WHAT THE EXERCISE ASKS: Extract from the listing each line in which the word "Unconditional" appears.

THE INPUT:
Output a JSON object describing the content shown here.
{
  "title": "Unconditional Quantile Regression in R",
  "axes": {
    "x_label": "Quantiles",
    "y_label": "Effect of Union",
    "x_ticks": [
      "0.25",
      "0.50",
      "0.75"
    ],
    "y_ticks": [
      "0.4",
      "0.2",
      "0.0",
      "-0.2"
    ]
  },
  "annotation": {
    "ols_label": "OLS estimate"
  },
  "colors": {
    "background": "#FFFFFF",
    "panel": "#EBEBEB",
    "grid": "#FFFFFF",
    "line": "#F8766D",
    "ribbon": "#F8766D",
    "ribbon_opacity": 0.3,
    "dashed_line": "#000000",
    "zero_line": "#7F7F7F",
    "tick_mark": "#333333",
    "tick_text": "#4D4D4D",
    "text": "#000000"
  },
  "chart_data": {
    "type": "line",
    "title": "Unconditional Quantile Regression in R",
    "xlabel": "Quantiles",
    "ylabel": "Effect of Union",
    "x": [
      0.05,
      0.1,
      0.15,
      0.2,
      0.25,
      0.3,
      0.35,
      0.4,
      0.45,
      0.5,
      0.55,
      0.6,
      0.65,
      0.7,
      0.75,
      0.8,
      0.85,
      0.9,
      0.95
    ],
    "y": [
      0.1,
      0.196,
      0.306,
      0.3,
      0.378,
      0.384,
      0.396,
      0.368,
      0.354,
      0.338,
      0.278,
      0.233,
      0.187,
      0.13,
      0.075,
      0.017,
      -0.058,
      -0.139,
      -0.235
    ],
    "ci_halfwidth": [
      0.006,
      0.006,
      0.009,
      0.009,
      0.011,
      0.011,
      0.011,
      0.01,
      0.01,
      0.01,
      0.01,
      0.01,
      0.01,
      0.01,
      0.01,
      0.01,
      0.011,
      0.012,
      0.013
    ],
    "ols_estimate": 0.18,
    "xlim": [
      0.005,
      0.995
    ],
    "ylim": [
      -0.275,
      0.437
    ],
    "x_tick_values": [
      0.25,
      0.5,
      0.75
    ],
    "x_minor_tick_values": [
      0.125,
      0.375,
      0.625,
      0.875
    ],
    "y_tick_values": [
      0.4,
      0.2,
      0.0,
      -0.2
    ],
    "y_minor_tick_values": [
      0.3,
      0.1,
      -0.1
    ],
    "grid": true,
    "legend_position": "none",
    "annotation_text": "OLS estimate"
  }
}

SOLUTION TO THE EXERCISE:
  "title": "Unconditional Quantile Regression in R",
    "title": "Unconditional Quantile Regression in R",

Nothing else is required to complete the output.